[Begin LISTING]

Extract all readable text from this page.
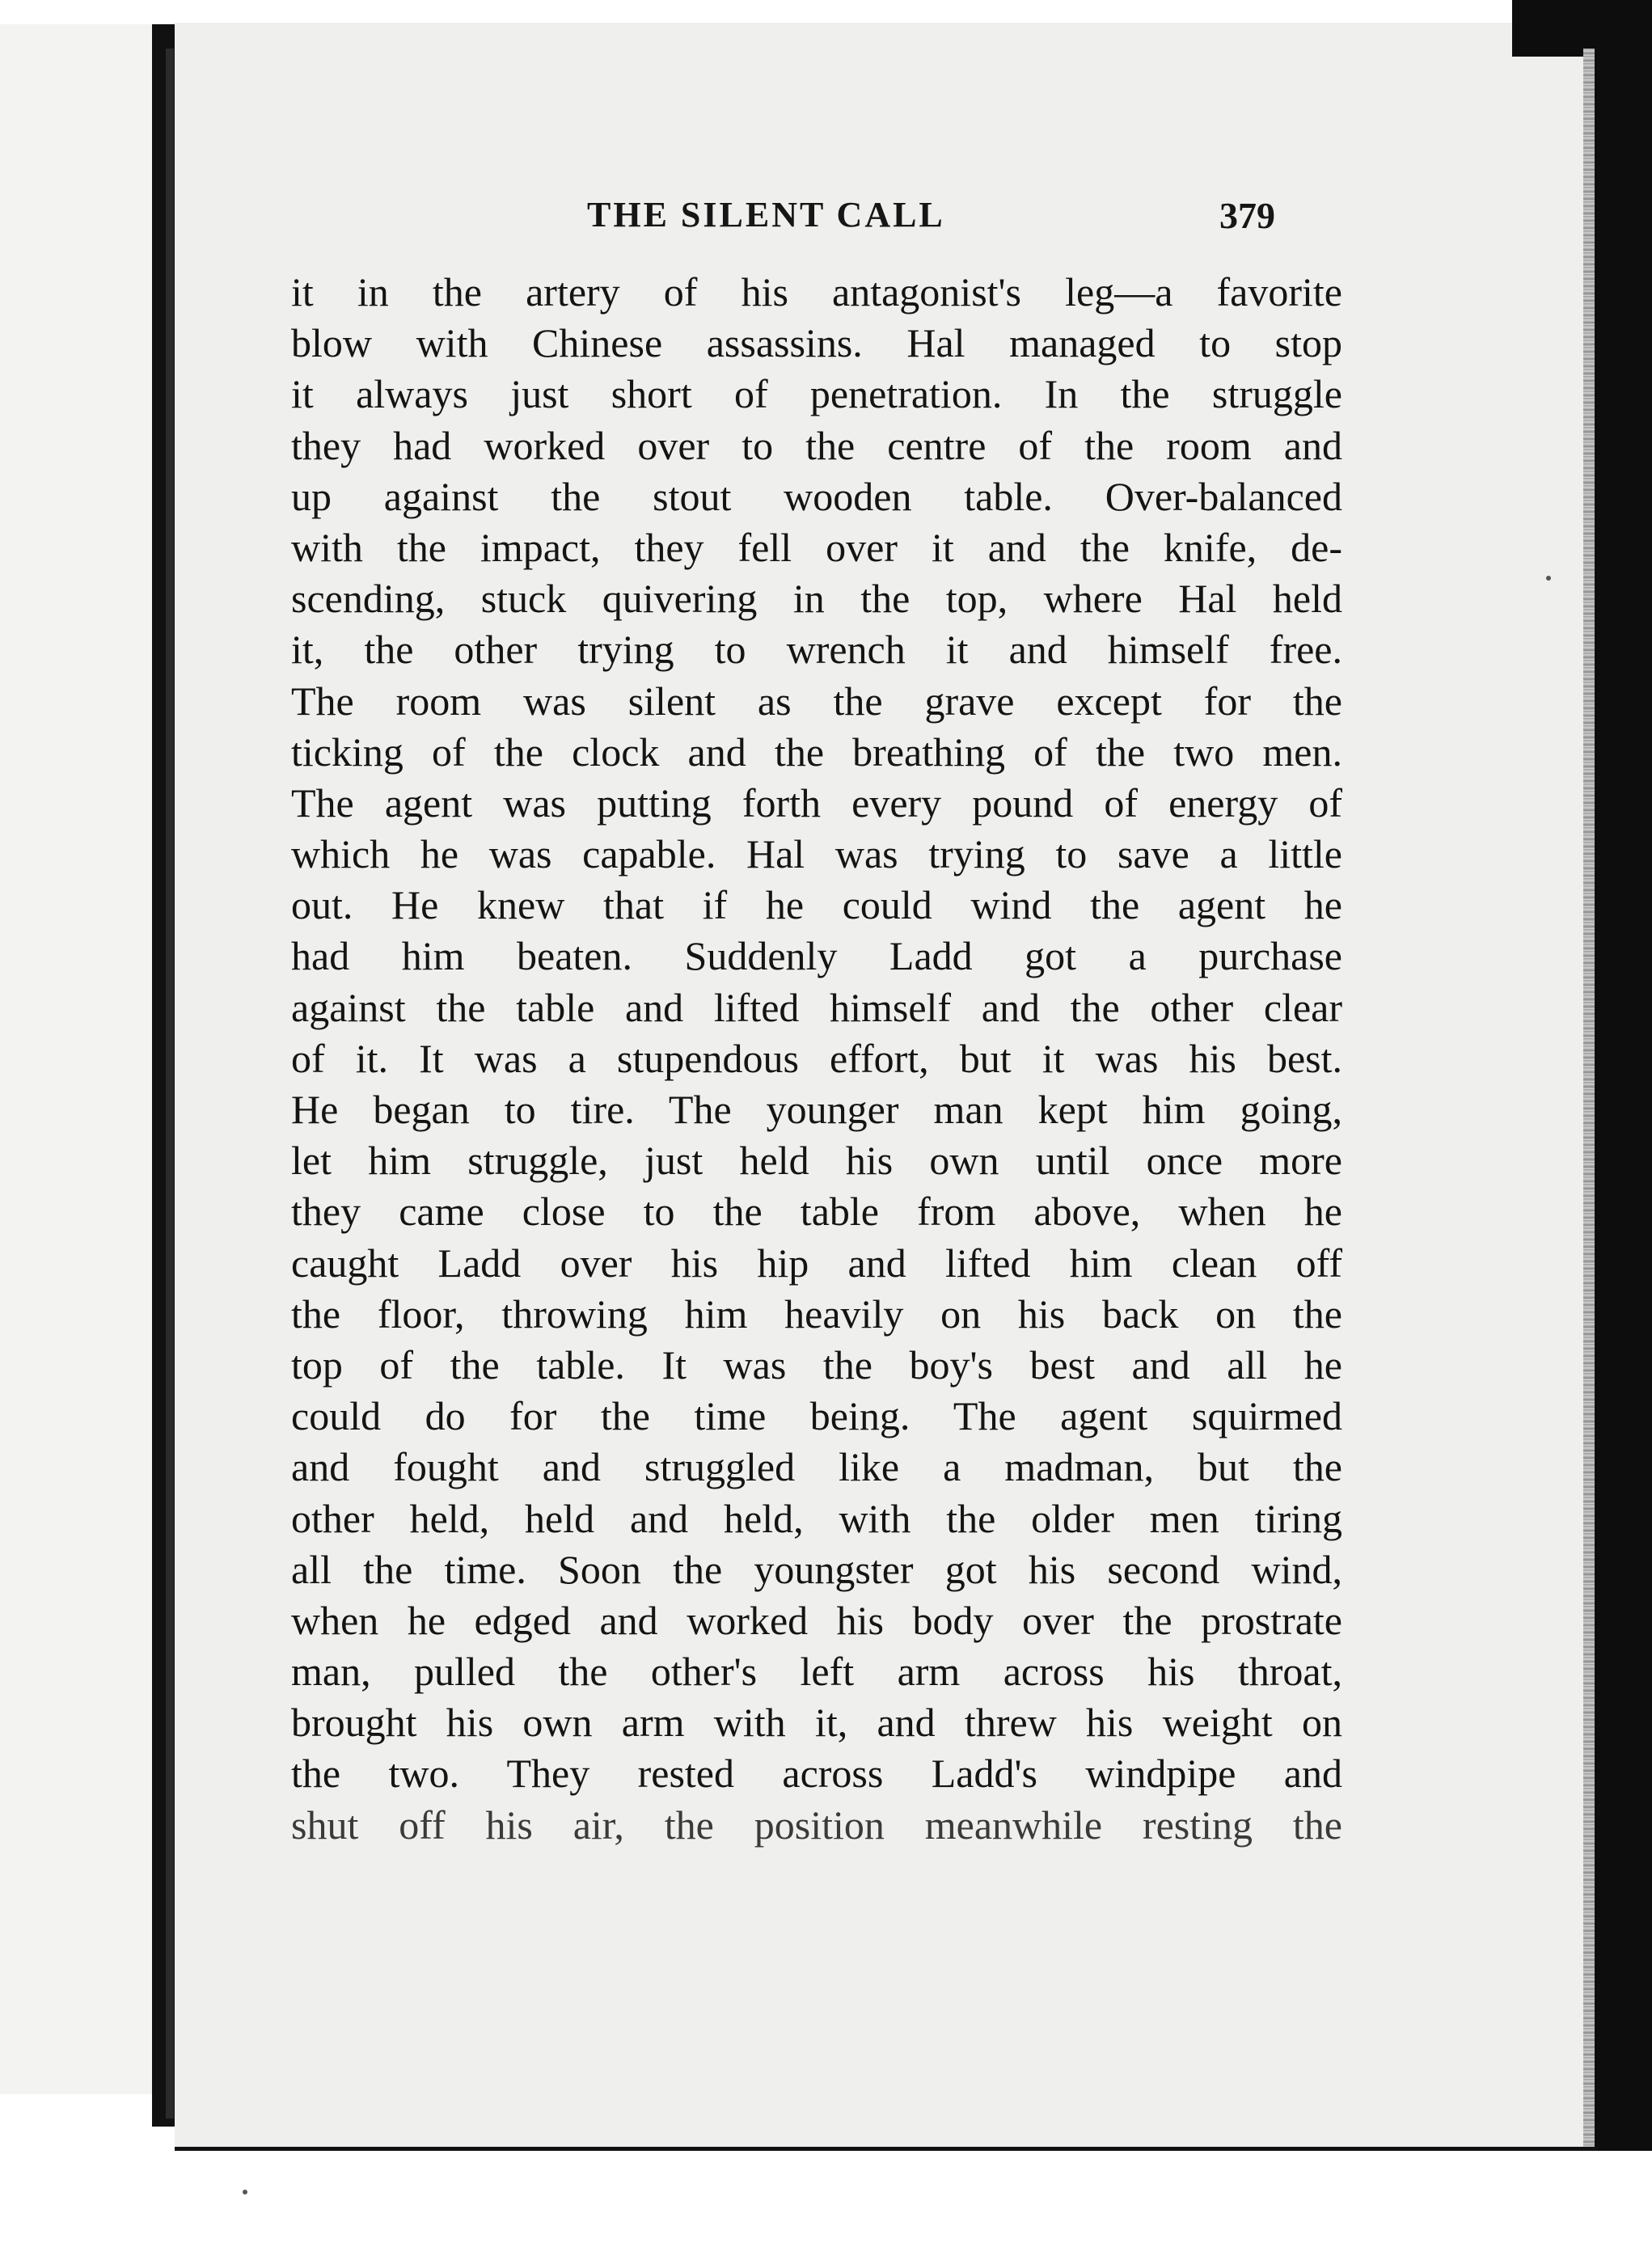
THE SILENT CALL	379
it in the artery of his antagonist's leg—a favorite
blow with Chinese assassins. Hal managed to stop
it always just short of penetration. In the struggle
they had worked over to the centre of the room and
up against the stout wooden table. Over-balanced
with the impact, they fell over it and the knife, de-
scending, stuck quivering in the top, where Hal held
it, the other trying to wrench it and himself free.
The room was silent as the grave except for the
ticking of the clock and the breathing of the two men.
The agent was putting forth every pound of energy of
which he was capable. Hal was trying to save a little
out. He knew that if he could wind the agent he
had him beaten. Suddenly Ladd got a purchase
against the table and lifted himself and the other clear
of it. It was a stupendous effort, but it was his best.
He began to tire. The younger man kept him going,
let him struggle, just held his own until once more
they came close to the table from above, when he
caught Ladd over his hip and lifted him clean off
the floor, throwing him heavily on his back on the
top of the table. It was the boy's best and all he
could do for the time being. The agent squirmed
and fought and struggled like a madman, but the
other held, held and held, with the older men tiring
all the time. Soon the youngster got his second wind,
when he edged and worked his body over the prostrate
man, pulled the other's left arm across his throat,
brought his own arm with it, and threw his weight on
the two. They rested across Ladd's windpipe and
shut off his air, the position meanwhile resting the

[End LISTING]

WHAT IS ASKED: Repeat verbatim all the material, but not the pictures.

OUTPUT OF THE TASK:
Extract all readable text from this page.
THE SILENT CALL	379
it in the artery of his antagonist's leg—a favorite
blow with Chinese assassins. Hal managed to stop
it always just short of penetration. In the struggle
they had worked over to the centre of the room and
up against the stout wooden table. Over-balanced
with the impact, they fell over it and the knife, de-
scending, stuck quivering in the top, where Hal held
it, the other trying to wrench it and himself free.
The room was silent as the grave except for the
ticking of the clock and the breathing of the two men.
The agent was putting forth every pound of energy of
which he was capable. Hal was trying to save a little
out. He knew that if he could wind the agent he
had him beaten. Suddenly Ladd got a purchase
against the table and lifted himself and the other clear
of it. It was a stupendous effort, but it was his best.
He began to tire. The younger man kept him going,
let him struggle, just held his own until once more
they came close to the table from above, when he
caught Ladd over his hip and lifted him clean off
the floor, throwing him heavily on his back on the
top of the table. It was the boy's best and all he
could do for the time being. The agent squirmed
and fought and struggled like a madman, but the
other held, held and held, with the older men tiring
all the time. Soon the youngster got his second wind,
when he edged and worked his body over the prostrate
man, pulled the other's left arm across his throat,
brought his own arm with it, and threw his weight on
the two. They rested across Ladd's windpipe and
shut off his air, the position meanwhile resting the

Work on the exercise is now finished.